---------- TASK DATA ----------

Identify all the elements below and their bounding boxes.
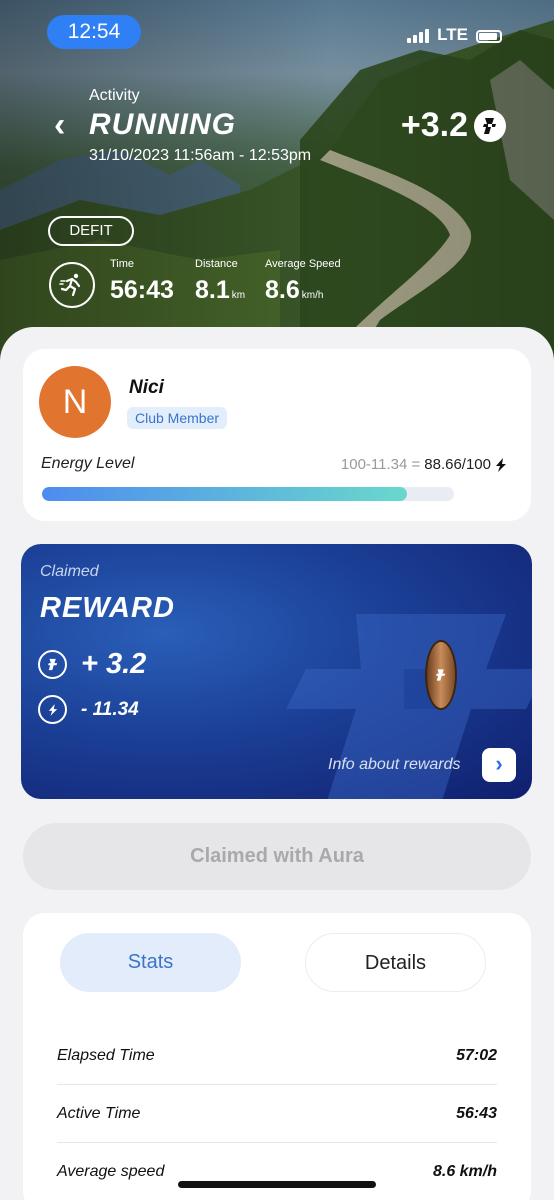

----------
---------- TASK DATA ----------

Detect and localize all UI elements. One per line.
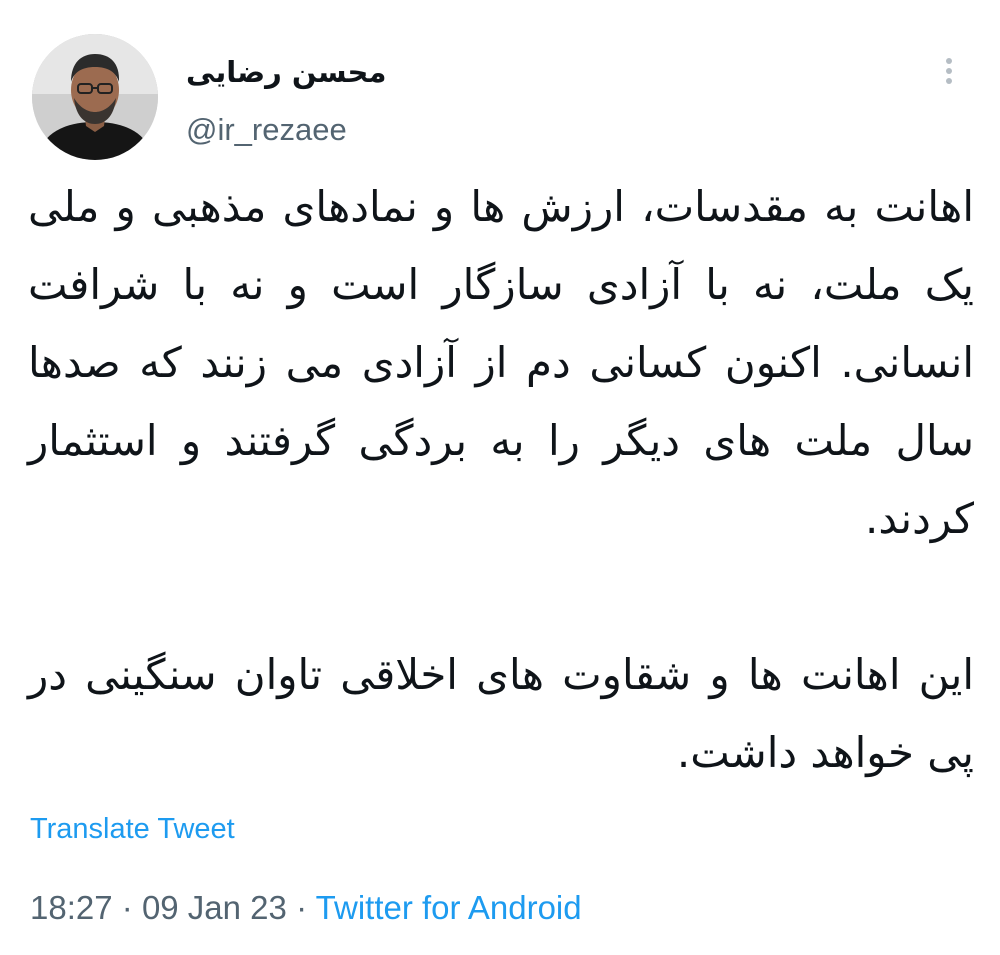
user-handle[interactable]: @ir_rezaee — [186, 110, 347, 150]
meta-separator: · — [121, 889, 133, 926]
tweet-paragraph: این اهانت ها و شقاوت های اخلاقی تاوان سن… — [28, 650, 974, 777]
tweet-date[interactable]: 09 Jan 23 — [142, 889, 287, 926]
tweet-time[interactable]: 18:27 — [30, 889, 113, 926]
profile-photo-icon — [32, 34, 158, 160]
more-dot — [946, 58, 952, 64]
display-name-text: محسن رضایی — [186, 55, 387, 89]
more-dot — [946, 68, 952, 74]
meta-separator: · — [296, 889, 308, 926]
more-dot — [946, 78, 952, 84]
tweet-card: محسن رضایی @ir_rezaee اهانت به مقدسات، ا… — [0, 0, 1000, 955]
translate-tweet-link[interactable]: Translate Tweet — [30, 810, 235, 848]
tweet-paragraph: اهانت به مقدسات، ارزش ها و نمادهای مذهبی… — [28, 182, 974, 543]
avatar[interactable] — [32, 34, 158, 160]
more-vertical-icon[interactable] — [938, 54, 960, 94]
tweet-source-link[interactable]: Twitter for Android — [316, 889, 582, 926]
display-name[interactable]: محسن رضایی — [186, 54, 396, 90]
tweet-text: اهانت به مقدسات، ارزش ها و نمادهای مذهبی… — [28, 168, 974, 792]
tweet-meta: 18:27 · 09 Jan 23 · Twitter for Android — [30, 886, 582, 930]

----------
---------- TASK DATA ----------

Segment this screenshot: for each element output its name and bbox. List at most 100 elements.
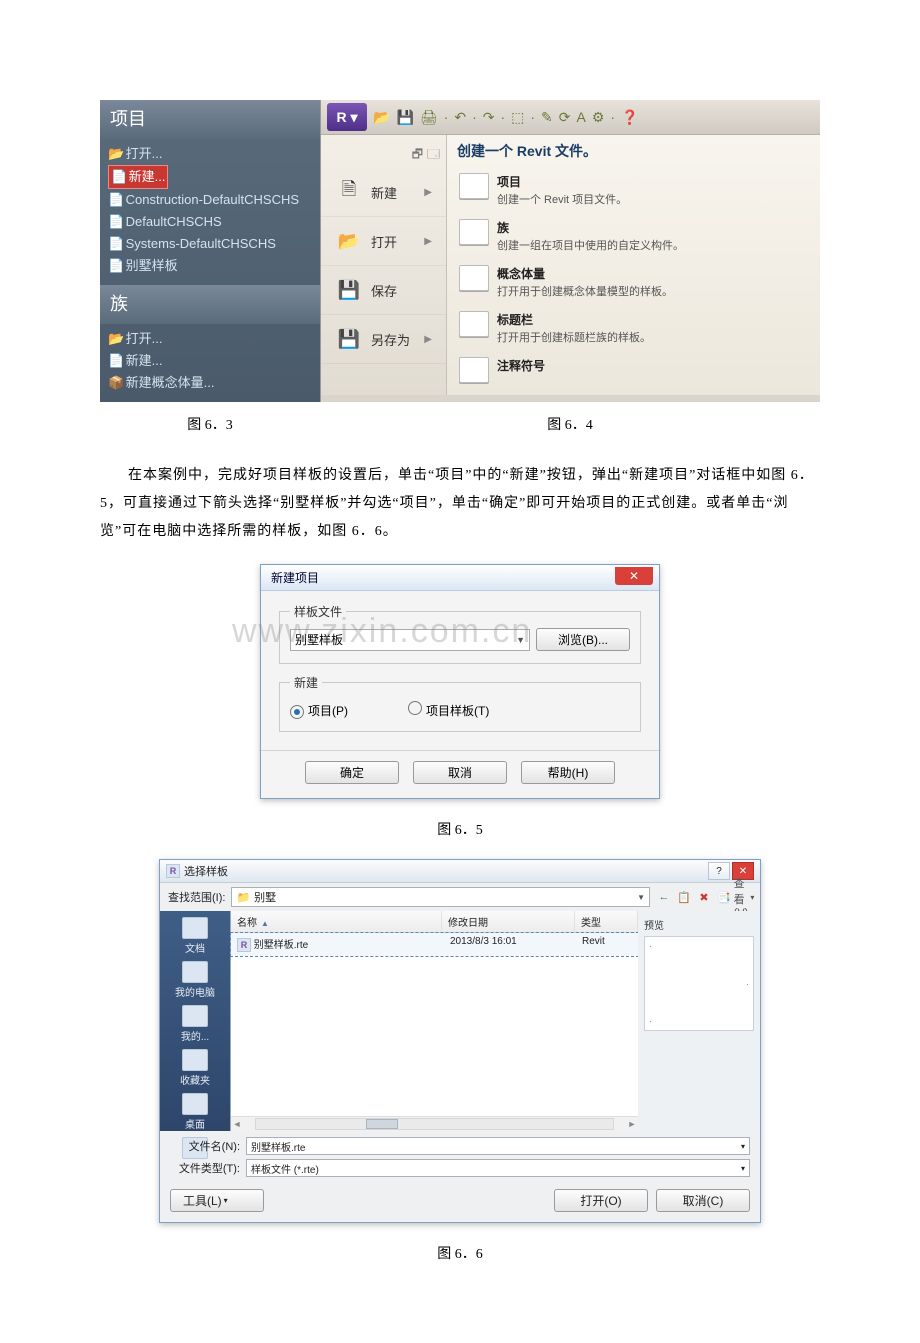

----------

GIVEN EXERCISE: Copy out the data from the line containing "Detect and localize" down to the line containing "more-dot — [946, 58, 952, 64]", both included. Leave the pictures out of your copy.

TASK OUTPUT:
Detect and localize all UI elements. One per line.
user-handle[interactable]: @ir_rezaee — [186, 110, 347, 150]
meta-separator: · — [121, 889, 133, 926]
tweet-paragraph: این اهانت ها و شقاوت های اخلاقی تاوان سن… — [28, 650, 974, 777]
tweet-date[interactable]: 09 Jan 23 — [142, 889, 287, 926]
tweet-time[interactable]: 18:27 — [30, 889, 113, 926]
profile-photo-icon — [32, 34, 158, 160]
more-dot — [946, 58, 952, 64]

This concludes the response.